▸ EXERCISE MATERIAL
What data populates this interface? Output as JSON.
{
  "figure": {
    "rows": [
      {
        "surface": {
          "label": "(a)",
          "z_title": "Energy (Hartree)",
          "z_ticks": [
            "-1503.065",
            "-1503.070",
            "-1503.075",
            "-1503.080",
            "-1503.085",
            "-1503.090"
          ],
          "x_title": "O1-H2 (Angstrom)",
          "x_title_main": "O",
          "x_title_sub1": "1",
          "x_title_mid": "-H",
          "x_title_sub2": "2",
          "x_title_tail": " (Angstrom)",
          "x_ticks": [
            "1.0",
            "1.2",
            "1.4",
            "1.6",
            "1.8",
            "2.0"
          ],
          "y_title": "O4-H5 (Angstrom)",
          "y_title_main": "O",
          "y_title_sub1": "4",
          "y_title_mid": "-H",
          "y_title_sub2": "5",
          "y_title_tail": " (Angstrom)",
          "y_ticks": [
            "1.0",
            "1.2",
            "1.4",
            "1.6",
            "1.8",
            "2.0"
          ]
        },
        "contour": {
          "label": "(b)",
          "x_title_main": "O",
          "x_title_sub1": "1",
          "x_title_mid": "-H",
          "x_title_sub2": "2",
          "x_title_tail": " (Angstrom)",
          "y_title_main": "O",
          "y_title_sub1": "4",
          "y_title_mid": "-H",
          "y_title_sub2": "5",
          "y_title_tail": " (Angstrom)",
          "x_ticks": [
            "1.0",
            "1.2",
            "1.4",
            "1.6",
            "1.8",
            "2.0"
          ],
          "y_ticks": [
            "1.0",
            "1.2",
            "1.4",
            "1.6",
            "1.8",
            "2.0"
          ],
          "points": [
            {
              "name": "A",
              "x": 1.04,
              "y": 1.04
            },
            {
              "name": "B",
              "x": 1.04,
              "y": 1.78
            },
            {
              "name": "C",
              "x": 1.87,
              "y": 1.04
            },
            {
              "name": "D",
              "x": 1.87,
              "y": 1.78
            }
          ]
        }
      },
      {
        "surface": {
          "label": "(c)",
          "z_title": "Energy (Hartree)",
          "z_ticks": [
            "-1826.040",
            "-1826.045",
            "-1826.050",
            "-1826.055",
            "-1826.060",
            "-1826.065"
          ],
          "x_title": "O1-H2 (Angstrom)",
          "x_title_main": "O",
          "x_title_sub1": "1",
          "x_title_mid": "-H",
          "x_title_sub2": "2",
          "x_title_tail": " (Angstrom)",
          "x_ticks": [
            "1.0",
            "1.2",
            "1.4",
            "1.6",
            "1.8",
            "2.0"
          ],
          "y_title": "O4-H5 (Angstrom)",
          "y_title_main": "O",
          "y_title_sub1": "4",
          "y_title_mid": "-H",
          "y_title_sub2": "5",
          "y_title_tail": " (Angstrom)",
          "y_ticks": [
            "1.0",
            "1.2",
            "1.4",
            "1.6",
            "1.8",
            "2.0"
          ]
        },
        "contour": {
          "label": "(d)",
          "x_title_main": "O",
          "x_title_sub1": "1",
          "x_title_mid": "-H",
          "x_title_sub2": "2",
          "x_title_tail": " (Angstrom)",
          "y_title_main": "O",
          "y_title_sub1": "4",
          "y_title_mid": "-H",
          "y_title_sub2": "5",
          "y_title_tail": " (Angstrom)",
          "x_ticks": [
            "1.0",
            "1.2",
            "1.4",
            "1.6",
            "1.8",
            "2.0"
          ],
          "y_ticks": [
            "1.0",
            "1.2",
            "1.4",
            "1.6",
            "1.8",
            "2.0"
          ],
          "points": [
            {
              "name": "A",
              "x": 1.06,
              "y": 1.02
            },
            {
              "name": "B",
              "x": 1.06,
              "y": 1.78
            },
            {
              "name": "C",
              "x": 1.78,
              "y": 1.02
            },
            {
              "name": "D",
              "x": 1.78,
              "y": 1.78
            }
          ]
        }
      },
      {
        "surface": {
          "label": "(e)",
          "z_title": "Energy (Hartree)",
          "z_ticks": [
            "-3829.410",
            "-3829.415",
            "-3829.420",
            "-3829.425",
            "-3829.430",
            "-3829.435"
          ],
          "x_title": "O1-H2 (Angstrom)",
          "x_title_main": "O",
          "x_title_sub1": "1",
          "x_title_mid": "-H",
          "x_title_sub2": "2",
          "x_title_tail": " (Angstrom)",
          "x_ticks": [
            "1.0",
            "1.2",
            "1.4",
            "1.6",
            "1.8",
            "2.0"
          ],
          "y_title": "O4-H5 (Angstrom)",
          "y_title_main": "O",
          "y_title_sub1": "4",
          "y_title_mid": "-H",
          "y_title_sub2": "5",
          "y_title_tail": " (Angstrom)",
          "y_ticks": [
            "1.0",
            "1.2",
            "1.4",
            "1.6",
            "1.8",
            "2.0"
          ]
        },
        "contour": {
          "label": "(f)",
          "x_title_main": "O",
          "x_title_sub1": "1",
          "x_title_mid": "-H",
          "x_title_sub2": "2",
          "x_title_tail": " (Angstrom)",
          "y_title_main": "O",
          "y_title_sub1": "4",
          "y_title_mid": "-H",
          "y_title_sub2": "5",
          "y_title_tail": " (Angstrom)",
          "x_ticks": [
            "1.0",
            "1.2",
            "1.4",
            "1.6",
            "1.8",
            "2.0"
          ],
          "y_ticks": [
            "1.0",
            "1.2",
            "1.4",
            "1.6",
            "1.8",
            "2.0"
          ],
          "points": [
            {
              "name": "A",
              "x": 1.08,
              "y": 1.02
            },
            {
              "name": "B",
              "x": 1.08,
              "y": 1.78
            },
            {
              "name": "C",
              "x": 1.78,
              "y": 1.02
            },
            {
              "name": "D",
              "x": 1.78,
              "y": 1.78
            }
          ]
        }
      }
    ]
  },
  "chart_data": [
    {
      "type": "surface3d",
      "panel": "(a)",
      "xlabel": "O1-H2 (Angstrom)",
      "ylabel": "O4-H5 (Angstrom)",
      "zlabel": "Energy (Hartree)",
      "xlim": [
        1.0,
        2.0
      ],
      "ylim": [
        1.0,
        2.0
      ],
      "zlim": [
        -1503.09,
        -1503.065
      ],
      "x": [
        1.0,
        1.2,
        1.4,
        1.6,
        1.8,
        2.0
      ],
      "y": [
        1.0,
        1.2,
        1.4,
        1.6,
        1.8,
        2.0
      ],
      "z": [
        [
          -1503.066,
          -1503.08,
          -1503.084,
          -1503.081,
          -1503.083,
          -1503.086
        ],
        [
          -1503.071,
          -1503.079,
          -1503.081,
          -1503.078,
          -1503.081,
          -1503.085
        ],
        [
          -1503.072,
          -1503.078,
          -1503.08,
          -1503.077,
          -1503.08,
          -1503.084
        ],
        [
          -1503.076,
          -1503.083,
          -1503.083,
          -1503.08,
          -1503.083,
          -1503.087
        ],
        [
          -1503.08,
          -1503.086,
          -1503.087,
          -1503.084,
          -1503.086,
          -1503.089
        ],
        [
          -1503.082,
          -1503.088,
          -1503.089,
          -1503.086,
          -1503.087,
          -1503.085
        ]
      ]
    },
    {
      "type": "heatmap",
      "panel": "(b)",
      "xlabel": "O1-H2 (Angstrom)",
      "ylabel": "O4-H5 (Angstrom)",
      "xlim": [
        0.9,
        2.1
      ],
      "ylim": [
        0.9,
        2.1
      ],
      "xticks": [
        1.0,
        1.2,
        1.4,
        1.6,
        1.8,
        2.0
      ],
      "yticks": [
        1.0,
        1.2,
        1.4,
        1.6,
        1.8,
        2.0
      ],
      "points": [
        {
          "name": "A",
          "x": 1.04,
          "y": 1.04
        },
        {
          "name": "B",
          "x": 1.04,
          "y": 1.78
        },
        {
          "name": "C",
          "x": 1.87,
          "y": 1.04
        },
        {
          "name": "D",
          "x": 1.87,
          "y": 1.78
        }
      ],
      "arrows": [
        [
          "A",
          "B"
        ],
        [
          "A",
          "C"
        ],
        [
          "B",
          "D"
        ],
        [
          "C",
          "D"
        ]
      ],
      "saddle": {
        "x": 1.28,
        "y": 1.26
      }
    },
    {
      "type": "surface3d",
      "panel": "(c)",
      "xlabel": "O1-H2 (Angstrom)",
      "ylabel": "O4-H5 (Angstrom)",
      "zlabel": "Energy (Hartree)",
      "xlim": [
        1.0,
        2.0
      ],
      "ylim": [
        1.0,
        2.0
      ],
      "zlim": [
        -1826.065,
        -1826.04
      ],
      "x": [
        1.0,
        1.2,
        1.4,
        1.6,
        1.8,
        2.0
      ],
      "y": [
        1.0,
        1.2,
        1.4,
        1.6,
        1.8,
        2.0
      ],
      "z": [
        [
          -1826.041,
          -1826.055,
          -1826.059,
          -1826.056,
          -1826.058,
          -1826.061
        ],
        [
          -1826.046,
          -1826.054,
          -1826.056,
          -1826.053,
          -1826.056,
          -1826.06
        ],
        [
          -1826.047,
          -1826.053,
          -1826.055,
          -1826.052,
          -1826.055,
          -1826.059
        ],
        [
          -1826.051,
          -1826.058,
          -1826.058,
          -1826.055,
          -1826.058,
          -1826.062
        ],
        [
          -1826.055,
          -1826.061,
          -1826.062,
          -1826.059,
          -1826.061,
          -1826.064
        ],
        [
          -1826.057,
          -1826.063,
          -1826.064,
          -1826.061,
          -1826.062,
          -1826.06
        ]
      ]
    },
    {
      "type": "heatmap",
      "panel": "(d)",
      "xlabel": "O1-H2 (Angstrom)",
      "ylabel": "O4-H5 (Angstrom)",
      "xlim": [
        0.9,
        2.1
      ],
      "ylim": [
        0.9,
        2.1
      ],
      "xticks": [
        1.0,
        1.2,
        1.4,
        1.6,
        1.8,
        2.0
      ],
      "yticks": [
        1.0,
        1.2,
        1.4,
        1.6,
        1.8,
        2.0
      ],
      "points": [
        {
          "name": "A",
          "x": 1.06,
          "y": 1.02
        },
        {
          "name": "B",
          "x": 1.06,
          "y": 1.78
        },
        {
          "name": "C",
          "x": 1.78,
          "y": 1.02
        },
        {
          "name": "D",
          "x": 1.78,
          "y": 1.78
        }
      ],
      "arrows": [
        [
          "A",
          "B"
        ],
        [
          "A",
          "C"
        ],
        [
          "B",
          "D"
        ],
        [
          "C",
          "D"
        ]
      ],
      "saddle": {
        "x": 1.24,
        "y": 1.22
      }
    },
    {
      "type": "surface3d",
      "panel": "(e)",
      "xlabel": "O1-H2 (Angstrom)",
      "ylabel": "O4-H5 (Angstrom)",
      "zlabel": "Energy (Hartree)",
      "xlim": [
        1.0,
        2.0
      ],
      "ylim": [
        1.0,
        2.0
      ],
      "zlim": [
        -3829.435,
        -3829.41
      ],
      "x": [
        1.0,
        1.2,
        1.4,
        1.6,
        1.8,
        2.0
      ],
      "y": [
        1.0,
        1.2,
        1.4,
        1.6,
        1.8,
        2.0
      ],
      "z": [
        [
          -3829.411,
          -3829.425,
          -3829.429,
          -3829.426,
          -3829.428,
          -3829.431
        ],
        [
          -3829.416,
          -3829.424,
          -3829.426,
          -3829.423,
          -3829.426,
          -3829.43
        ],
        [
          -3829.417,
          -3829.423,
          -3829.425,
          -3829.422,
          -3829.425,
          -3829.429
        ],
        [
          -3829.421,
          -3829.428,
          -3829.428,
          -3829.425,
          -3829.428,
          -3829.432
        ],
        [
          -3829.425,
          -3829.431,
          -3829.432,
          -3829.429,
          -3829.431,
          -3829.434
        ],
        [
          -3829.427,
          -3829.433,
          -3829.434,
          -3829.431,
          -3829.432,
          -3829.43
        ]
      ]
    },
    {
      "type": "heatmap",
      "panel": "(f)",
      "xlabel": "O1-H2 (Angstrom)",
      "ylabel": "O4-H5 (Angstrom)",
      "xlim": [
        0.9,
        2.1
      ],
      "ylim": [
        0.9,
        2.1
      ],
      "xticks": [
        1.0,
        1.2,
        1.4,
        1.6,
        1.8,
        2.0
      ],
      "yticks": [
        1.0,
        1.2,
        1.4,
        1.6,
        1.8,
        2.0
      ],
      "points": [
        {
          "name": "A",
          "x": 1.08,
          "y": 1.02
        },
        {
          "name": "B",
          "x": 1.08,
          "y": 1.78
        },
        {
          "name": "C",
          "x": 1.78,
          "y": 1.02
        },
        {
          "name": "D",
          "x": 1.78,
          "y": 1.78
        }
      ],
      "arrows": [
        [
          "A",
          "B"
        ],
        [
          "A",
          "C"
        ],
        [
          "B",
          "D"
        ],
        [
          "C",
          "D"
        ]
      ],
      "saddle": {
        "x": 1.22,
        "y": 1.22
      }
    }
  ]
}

▸ EXERCISE REQUIREMENTS
Report the count of lines in the entries that contain the string "panel", and nothing besides it.

▸ THE ANSWER
6